| EXERCISE DETAILS |
Reproduce the data line for line, starting at the first line and ending at the line that contains "transport-text-3 — [861, 792, 1582, 1099]", including both of those lines.
════════
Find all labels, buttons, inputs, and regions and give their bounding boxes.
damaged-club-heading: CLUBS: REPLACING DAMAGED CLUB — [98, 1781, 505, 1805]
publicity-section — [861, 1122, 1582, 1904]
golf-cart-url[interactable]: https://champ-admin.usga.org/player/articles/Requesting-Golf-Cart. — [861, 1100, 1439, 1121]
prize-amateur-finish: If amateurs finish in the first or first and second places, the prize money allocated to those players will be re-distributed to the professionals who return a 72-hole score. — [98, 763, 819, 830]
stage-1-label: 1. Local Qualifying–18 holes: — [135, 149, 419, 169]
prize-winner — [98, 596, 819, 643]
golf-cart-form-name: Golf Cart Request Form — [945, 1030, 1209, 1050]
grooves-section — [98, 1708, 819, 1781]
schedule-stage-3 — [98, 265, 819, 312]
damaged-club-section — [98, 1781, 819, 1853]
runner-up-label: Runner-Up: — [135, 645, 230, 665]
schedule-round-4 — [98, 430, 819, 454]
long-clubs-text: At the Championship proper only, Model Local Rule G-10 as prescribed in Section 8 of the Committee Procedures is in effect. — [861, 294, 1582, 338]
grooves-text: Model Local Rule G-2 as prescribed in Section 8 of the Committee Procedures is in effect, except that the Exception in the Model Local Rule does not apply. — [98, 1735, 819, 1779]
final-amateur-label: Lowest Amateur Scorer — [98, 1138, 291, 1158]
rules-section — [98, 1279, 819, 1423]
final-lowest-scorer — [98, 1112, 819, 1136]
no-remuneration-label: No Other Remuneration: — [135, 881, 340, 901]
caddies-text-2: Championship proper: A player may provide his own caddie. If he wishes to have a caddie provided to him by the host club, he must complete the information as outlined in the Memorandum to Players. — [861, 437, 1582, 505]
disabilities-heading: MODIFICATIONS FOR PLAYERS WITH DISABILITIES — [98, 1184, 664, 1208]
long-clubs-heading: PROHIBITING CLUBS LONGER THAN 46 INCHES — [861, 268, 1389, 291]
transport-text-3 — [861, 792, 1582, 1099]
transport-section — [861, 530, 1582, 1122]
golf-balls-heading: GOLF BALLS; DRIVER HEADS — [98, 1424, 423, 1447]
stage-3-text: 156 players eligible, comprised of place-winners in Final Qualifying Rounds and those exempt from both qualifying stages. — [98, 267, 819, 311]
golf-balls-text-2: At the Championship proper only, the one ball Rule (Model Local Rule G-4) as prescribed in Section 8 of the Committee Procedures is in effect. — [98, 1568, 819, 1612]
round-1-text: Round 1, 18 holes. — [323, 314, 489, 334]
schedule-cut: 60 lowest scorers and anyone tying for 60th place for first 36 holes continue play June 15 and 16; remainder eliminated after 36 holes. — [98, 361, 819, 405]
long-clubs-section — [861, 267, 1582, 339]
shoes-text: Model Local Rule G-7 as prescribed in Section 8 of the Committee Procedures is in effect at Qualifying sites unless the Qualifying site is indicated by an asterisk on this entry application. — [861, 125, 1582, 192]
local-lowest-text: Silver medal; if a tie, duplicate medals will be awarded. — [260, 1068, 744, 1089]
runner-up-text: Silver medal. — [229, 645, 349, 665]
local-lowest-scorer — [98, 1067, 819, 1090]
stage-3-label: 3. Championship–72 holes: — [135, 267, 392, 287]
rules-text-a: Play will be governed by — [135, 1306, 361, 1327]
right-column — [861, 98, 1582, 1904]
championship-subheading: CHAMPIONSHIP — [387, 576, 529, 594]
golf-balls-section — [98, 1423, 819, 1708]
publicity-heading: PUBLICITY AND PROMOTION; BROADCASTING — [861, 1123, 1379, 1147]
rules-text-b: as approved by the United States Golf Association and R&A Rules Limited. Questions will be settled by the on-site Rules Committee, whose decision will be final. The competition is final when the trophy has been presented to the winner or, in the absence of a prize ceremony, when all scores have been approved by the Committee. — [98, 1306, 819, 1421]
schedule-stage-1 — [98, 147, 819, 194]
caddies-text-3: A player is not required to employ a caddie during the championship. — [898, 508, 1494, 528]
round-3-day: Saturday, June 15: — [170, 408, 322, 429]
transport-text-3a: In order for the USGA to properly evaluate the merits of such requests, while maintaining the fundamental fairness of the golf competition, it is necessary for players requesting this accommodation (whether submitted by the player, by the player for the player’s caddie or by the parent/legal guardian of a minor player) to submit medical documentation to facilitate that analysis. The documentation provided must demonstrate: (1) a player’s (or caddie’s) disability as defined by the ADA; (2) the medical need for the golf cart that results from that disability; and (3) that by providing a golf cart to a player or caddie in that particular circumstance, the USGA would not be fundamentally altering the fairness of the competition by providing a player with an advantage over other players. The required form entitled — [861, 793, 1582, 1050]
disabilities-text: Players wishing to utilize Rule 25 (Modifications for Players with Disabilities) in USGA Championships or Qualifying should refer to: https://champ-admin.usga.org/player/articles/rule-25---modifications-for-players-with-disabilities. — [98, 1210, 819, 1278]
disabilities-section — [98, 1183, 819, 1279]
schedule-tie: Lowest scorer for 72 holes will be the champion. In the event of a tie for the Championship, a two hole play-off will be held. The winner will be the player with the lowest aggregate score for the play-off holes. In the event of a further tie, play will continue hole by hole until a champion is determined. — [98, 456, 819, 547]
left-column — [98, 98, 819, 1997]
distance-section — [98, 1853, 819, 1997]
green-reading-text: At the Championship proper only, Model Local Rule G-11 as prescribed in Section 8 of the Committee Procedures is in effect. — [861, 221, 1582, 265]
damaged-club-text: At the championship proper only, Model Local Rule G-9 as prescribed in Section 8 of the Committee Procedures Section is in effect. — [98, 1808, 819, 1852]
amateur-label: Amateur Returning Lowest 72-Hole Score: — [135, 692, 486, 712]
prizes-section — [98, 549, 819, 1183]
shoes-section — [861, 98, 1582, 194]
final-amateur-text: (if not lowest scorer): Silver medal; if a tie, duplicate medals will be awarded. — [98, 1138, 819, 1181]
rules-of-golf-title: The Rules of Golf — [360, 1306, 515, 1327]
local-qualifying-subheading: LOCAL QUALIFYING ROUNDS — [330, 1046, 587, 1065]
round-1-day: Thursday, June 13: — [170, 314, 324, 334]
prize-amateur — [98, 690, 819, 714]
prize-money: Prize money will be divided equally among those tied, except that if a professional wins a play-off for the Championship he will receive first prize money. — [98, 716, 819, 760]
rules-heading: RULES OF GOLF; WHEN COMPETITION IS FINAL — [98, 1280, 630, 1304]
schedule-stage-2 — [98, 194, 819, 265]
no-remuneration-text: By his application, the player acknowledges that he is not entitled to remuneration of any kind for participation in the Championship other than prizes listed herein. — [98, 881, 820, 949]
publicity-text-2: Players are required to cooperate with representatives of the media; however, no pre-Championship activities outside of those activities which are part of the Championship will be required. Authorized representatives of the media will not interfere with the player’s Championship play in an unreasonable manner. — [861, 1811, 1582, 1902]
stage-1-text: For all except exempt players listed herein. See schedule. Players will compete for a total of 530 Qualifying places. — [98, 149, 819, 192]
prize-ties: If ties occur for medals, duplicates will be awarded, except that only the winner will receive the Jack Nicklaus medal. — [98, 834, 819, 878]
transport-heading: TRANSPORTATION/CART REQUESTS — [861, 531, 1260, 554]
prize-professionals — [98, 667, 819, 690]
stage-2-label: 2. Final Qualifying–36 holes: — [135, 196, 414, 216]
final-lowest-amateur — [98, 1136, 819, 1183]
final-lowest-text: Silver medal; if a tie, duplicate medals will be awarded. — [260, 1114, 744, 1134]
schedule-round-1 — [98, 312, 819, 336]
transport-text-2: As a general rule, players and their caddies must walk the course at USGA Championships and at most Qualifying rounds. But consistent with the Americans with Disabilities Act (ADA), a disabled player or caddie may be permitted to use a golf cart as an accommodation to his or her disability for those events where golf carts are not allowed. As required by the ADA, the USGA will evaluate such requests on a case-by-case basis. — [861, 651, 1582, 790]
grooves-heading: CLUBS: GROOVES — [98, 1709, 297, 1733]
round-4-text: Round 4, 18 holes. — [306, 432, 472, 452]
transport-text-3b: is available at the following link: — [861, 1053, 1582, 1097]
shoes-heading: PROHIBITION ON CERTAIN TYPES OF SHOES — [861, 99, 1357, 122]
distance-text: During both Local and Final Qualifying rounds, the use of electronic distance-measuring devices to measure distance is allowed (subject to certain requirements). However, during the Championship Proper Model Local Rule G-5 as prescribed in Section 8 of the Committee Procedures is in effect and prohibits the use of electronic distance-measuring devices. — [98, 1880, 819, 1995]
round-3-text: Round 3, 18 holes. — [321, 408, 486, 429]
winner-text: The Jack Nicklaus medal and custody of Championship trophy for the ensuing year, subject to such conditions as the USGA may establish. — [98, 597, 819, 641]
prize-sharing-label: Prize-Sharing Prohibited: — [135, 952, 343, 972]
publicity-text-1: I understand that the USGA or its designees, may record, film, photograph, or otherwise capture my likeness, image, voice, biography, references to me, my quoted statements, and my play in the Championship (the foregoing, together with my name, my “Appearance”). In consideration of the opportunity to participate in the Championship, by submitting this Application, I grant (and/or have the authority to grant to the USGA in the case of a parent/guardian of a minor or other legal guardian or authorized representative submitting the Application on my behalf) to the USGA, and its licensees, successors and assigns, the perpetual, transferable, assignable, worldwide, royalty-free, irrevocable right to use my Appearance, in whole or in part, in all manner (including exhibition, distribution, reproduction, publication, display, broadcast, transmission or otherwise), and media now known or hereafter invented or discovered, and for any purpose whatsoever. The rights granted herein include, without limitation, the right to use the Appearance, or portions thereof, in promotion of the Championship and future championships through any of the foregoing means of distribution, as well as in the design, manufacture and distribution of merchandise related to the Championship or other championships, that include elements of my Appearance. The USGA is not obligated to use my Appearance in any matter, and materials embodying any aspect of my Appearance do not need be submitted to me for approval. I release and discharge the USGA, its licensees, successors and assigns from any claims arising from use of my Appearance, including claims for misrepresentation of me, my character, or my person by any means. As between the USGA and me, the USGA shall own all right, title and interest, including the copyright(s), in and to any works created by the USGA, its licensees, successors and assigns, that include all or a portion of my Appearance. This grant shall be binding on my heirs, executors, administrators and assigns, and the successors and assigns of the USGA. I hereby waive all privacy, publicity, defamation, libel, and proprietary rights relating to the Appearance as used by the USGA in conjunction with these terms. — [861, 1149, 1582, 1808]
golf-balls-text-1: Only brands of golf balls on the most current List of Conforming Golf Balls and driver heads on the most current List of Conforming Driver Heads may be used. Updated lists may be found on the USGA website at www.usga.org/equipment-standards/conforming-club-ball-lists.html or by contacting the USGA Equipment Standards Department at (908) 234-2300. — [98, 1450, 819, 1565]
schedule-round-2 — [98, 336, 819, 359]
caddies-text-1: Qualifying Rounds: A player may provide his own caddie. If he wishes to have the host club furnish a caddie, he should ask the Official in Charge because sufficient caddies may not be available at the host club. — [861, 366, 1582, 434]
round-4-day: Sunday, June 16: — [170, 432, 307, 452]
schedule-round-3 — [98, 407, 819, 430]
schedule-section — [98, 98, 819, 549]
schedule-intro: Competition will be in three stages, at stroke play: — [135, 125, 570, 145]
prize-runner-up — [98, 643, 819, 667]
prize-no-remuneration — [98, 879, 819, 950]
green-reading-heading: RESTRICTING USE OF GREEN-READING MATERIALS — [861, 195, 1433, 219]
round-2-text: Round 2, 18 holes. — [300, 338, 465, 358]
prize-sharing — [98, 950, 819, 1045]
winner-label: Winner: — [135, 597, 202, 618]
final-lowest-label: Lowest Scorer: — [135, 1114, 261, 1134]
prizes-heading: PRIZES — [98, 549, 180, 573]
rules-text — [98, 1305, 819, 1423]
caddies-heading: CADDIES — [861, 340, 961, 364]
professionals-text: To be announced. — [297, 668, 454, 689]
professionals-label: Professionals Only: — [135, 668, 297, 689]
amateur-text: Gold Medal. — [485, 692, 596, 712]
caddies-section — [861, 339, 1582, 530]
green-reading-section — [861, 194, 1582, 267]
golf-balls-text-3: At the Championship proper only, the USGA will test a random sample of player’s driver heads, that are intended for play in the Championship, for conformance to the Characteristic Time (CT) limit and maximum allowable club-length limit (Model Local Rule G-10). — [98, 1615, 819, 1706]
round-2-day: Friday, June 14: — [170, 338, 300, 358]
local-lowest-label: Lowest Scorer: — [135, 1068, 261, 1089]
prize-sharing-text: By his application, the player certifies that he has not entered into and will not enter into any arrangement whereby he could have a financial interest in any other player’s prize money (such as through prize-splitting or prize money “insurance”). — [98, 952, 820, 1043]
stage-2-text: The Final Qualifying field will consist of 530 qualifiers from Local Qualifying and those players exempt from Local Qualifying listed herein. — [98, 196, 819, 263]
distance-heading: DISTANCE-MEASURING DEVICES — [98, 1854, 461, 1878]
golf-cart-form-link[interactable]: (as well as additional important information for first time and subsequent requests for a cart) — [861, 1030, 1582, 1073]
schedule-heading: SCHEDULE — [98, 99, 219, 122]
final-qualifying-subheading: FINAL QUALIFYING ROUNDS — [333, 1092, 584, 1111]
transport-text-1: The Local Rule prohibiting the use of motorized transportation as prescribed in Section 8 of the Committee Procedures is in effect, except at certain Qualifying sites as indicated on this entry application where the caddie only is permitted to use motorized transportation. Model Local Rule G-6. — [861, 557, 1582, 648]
════════
| IN RESPONSE |
Find all labels, buttons, inputs, and regions and give their bounding boxes.
damaged-club-heading: CLUBS: REPLACING DAMAGED CLUB — [98, 1781, 505, 1805]
publicity-section — [861, 1122, 1582, 1904]
golf-cart-url[interactable]: https://champ-admin.usga.org/player/articles/Requesting-Golf-Cart. — [861, 1100, 1439, 1121]
prize-amateur-finish: If amateurs finish in the first or first and second places, the prize money allocated to those players will be re-distributed to the professionals who return a 72-hole score. — [98, 763, 819, 830]
stage-1-label: 1. Local Qualifying–18 holes: — [135, 149, 419, 169]
prize-winner — [98, 596, 819, 643]
golf-cart-form-name: Golf Cart Request Form — [945, 1030, 1209, 1050]
grooves-section — [98, 1708, 819, 1781]
schedule-stage-3 — [98, 265, 819, 312]
damaged-club-section — [98, 1781, 819, 1853]
runner-up-label: Runner-Up: — [135, 645, 230, 665]
schedule-round-4 — [98, 430, 819, 454]
long-clubs-text: At the Championship proper only, Model Local Rule G-10 as prescribed in Section 8 of the Committee Procedures is in effect. — [861, 294, 1582, 338]
grooves-text: Model Local Rule G-2 as prescribed in Section 8 of the Committee Procedures is in effect, except that the Exception in the Model Local Rule does not apply. — [98, 1735, 819, 1779]
final-amateur-label: Lowest Amateur Scorer — [98, 1138, 291, 1158]
rules-section — [98, 1279, 819, 1423]
final-lowest-scorer — [98, 1112, 819, 1136]
no-remuneration-label: No Other Remuneration: — [135, 881, 340, 901]
caddies-text-2: Championship proper: A player may provide his own caddie. If he wishes to have a caddie provided to him by the host club, he must complete the information as outlined in the Memorandum to Players. — [861, 437, 1582, 505]
disabilities-heading: MODIFICATIONS FOR PLAYERS WITH DISABILITIES — [98, 1184, 664, 1208]
long-clubs-heading: PROHIBITING CLUBS LONGER THAN 46 INCHES — [861, 268, 1389, 291]
transport-text-3 — [861, 792, 1582, 1099]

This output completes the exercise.